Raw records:
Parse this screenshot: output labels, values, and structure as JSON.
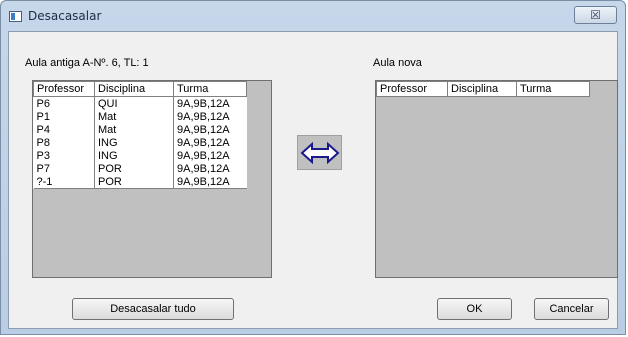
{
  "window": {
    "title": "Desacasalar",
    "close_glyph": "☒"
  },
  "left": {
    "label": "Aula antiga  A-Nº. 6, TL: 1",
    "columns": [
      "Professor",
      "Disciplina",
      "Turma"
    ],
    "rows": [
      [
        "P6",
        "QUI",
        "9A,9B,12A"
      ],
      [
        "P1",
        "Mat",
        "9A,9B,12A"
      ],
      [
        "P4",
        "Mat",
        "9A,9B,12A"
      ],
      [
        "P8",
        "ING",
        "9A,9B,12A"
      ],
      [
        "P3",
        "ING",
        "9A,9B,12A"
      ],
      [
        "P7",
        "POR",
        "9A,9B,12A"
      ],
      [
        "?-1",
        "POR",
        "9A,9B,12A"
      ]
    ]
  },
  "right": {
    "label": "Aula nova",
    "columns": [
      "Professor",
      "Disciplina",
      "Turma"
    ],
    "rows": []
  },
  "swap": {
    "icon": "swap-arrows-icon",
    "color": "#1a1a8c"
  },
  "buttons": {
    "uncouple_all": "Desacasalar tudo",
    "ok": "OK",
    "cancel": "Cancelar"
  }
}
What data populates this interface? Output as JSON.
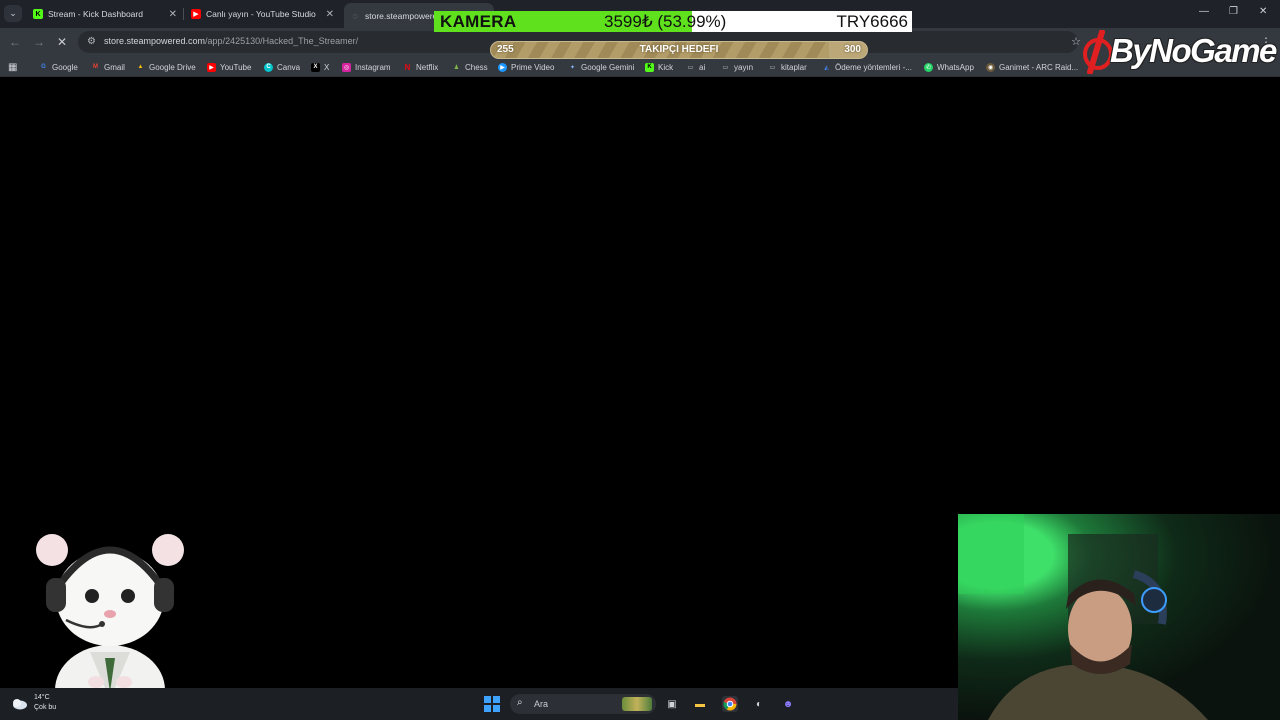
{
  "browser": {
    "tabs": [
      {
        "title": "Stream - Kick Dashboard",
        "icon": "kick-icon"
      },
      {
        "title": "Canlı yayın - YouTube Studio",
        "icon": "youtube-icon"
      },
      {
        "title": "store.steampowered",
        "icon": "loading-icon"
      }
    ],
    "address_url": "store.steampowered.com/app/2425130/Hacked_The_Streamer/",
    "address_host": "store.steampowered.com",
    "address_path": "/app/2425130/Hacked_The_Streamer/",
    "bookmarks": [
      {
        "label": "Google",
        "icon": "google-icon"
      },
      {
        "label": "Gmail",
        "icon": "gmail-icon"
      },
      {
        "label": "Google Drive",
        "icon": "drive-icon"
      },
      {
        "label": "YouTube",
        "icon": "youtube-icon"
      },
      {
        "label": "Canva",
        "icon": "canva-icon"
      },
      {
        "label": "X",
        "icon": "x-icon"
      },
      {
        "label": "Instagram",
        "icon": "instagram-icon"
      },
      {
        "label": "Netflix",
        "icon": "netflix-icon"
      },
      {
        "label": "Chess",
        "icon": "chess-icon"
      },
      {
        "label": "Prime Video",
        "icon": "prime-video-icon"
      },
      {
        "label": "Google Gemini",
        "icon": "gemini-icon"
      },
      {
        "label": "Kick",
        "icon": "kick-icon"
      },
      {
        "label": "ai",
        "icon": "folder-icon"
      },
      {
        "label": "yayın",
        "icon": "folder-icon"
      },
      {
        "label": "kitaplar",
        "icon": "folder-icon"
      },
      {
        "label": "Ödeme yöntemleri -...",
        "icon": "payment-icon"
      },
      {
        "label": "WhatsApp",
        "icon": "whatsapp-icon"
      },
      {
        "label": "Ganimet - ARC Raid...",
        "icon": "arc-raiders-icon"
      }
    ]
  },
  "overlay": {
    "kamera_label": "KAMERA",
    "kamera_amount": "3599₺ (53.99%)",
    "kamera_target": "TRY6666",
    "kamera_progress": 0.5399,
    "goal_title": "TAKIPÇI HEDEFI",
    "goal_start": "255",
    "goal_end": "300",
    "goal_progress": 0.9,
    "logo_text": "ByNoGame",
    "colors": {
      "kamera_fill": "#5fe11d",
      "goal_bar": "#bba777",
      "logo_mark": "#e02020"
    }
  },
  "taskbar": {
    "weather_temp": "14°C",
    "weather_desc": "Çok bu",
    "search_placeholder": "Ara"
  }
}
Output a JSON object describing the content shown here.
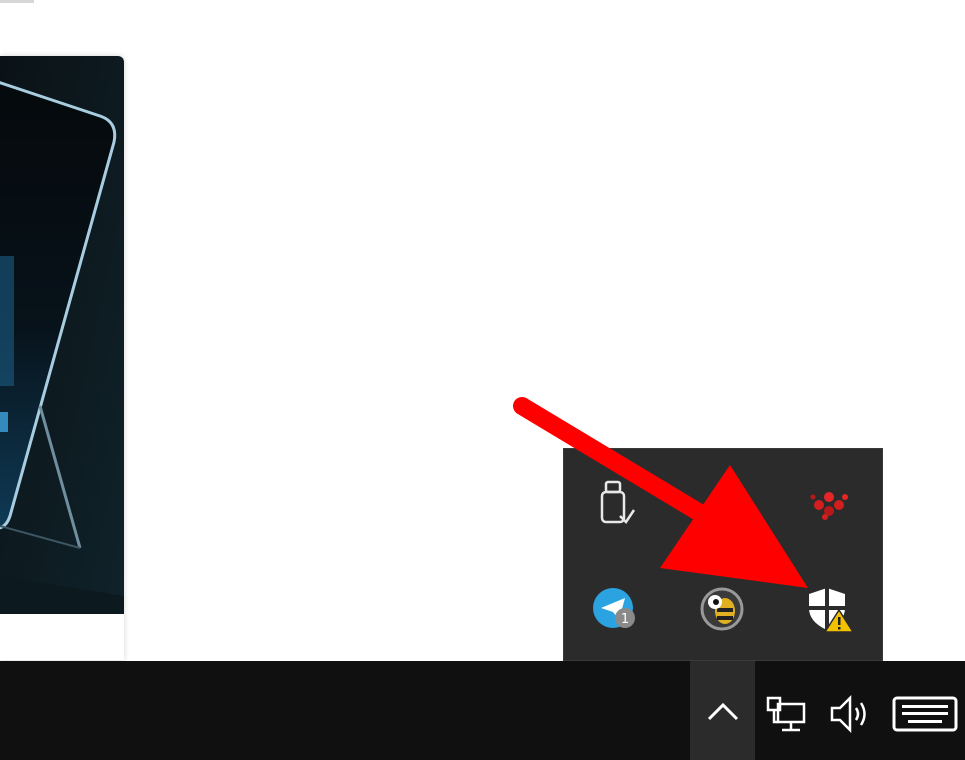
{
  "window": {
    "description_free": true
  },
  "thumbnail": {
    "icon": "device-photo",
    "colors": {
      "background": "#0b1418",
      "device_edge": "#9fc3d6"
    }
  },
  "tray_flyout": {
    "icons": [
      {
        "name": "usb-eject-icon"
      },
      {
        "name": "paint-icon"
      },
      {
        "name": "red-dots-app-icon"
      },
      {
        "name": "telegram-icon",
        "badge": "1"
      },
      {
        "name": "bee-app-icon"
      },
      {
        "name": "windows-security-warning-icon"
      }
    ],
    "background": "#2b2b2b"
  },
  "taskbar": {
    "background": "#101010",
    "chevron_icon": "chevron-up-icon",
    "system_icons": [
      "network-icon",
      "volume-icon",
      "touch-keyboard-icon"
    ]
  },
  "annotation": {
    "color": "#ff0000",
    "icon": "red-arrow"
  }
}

• **SET EXERCISE**
Look through the material and copy each line that has "steampowered".

• **EXERCISE RESPONSE**
        "title": "store.steampowered",
    "address_url": "store.steampowered.com/app/2425130/Hacked_The_Streamer/",
    "address_host": "store.steampowered.com",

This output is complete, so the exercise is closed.